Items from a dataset
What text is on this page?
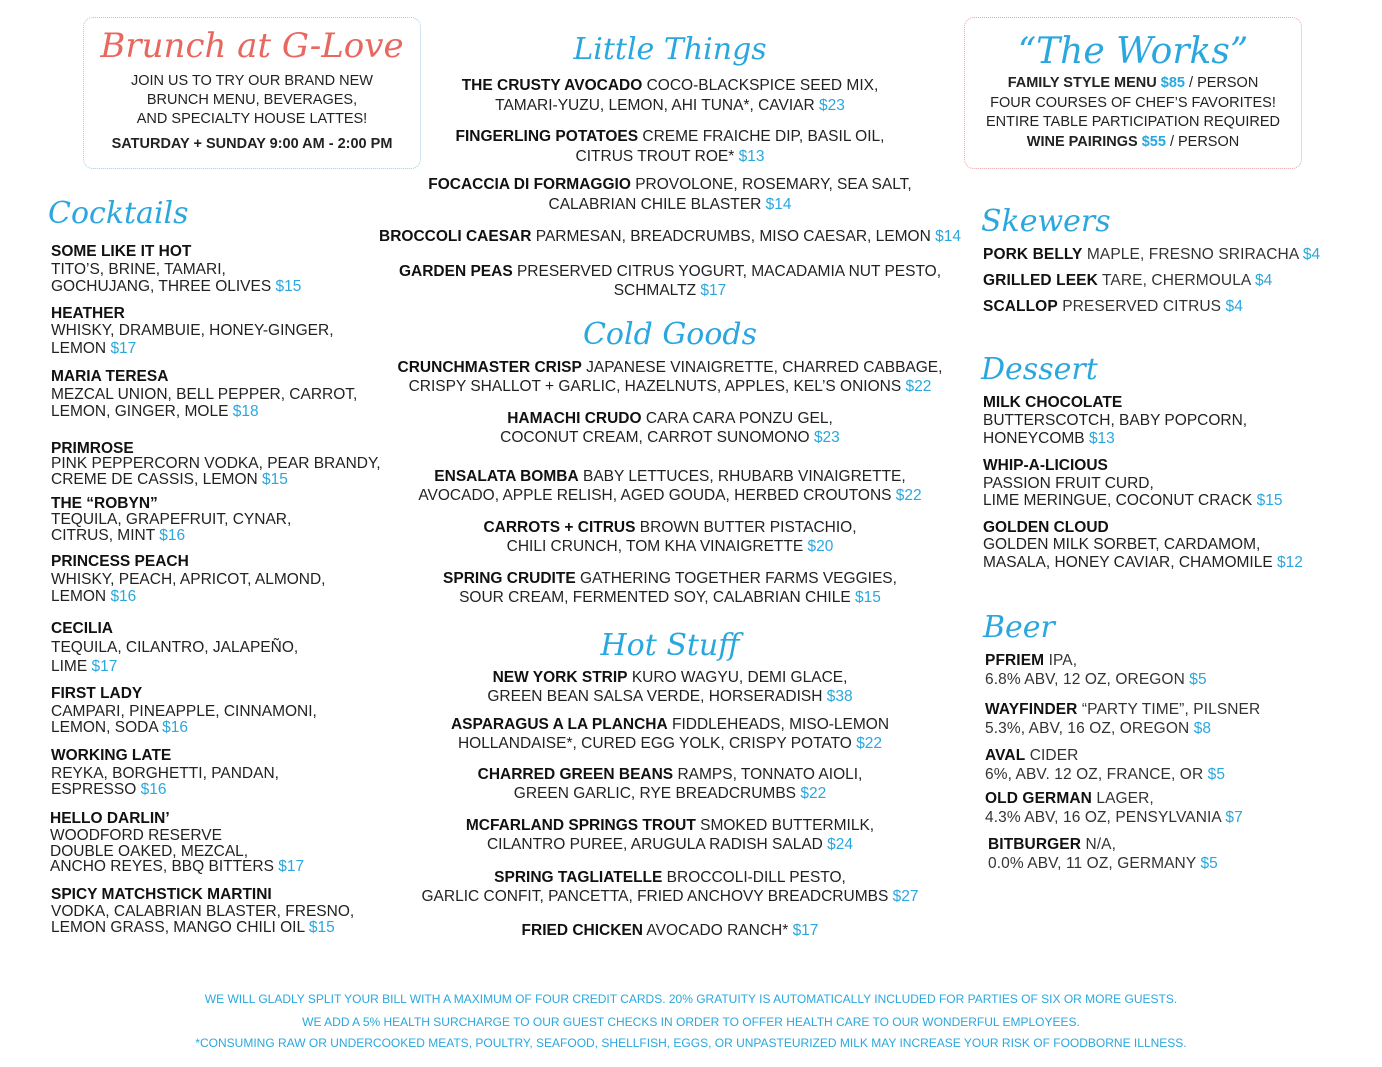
Brunch at G-Love
JOIN US TO TRY OUR BRAND NEW
BRUNCH MENU, BEVERAGES,
AND SPECIALTY HOUSE LATTES!
SATURDAY + SUNDAY 9:00 AM - 2:00 PM
“The Works”
FAMILY STYLE MENU $85 / PERSON
FOUR COURSES OF CHEF’S FAVORITES!
ENTIRE TABLE PARTICIPATION REQUIRED
WINE PAIRINGS $55 / PERSON
Cocktails
SOME LIKE IT HOT
TITO’S, BRINE, TAMARI,
GOCHUJANG, THREE OLIVES $15
HEATHER
WHISKY, DRAMBUIE, HONEY-GINGER,
LEMON $17
MARIA TERESA
MEZCAL UNION, BELL PEPPER, CARROT,
LEMON, GINGER, MOLE $18
PRIMROSE
PINK PEPPERCORN VODKA, PEAR BRANDY,
CREME DE CASSIS, LEMON $15
THE “ROBYN”
TEQUILA, GRAPEFRUIT, CYNAR,
CITRUS, MINT $16
PRINCESS PEACH
WHISKY, PEACH, APRICOT, ALMOND,
LEMON $16
CECILIA
TEQUILA, CILANTRO, JALAPEÑO,
LIME $17
FIRST LADY
CAMPARI, PINEAPPLE, CINNAMONI,
LEMON, SODA $16
WORKING LATE
REYKA, BORGHETTI, PANDAN,
ESPRESSO $16
HELLO DARLIN’
WOODFORD RESERVE
DOUBLE OAKED, MEZCAL,
ANCHO REYES, BBQ BITTERS $17
SPICY MATCHSTICK MARTINI
VODKA, CALABRIAN BLASTER, FRESNO,
LEMON GRASS, MANGO CHILI OIL $15
Little Things
THE CRUSTY AVOCADO COCO-BLACKSPICE SEED MIX,
TAMARI-YUZU, LEMON, AHI TUNA*, CAVIAR $23
FINGERLING POTATOES CREME FRAICHE DIP, BASIL OIL,
CITRUS TROUT ROE* $13
FOCACCIA DI FORMAGGIO PROVOLONE, ROSEMARY, SEA SALT,
CALABRIAN CHILE BLASTER $14
BROCCOLI CAESAR PARMESAN, BREADCRUMBS, MISO CAESAR, LEMON $14
GARDEN PEAS PRESERVED CITRUS YOGURT, MACADAMIA NUT PESTO,
SCHMALTZ $17
Cold Goods
CRUNCHMASTER CRISP JAPANESE VINAIGRETTE, CHARRED CABBAGE,
CRISPY SHALLOT + GARLIC, HAZELNUTS, APPLES, KEL’S ONIONS $22
HAMACHI CRUDO CARA CARA PONZU GEL,
COCONUT CREAM, CARROT SUNOMONO $23
ENSALATA BOMBA BABY LETTUCES, RHUBARB VINAIGRETTE,
AVOCADO, APPLE RELISH, AGED GOUDA, HERBED CROUTONS $22
CARROTS + CITRUS BROWN BUTTER PISTACHIO,
CHILI CRUNCH, TOM KHA VINAIGRETTE $20
SPRING CRUDITE GATHERING TOGETHER FARMS VEGGIES,
SOUR CREAM, FERMENTED SOY, CALABRIAN CHILE $15
Hot Stuff
NEW YORK STRIP KURO WAGYU, DEMI GLACE,
GREEN BEAN SALSA VERDE, HORSERADISH $38
ASPARAGUS A LA PLANCHA FIDDLEHEADS, MISO-LEMON
HOLLANDAISE*, CURED EGG YOLK, CRISPY POTATO $22
CHARRED GREEN BEANS RAMPS, TONNATO AIOLI,
GREEN GARLIC, RYE BREADCRUMBS $22
MCFARLAND SPRINGS TROUT SMOKED BUTTERMILK,
CILANTRO PUREE, ARUGULA RADISH SALAD $24
SPRING TAGLIATELLE BROCCOLI-DILL PESTO,
GARLIC CONFIT, PANCETTA, FRIED ANCHOVY BREADCRUMBS $27
FRIED CHICKEN AVOCADO RANCH* $17
Skewers
PORK BELLY MAPLE, FRESNO SRIRACHA $4
GRILLED LEEK TARE, CHERMOULA $4
SCALLOP PRESERVED CITRUS $4
Dessert
MILK CHOCOLATE
BUTTERSCOTCH, BABY POPCORN,
HONEYCOMB $13
WHIP-A-LICIOUS
PASSION FRUIT CURD,
LIME MERINGUE, COCONUT CRACK $15
GOLDEN CLOUD
GOLDEN MILK SORBET, CARDAMOM,
MASALA, HONEY CAVIAR, CHAMOMILE $12
Beer
PFRIEM IPA,
6.8% ABV, 12 OZ, OREGON $5
WAYFINDER “PARTY TIME”, PILSNER
5.3%, ABV, 16 OZ, OREGON $8
AVAL CIDER
6%, ABV. 12 OZ, FRANCE, OR $5
OLD GERMAN LAGER,
4.3% ABV, 16 OZ, PENSYLVANIA $7
BITBURGER N/A,
0.0% ABV, 11 OZ, GERMANY $5
WE WILL GLADLY SPLIT YOUR BILL WITH A MAXIMUM OF FOUR CREDIT CARDS. 20% GRATUITY IS AUTOMATICALLY INCLUDED FOR PARTIES OF SIX OR MORE GUESTS.
WE ADD A 5% HEALTH SURCHARGE TO OUR GUEST CHECKS IN ORDER TO OFFER HEALTH CARE TO OUR WONDERFUL EMPLOYEES.
*CONSUMING RAW OR UNDERCOOKED MEATS, POULTRY, SEAFOOD, SHELLFISH, EGGS, OR UNPASTEURIZED MILK MAY INCREASE YOUR RISK OF FOODBORNE ILLNESS.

The exercise:
Identify the lines above that contain the word "GINGER", then copy them.

Exercise solution:
WHISKY, DRAMBUIE, HONEY-GINGER,
LEMON, GINGER, MOLE $18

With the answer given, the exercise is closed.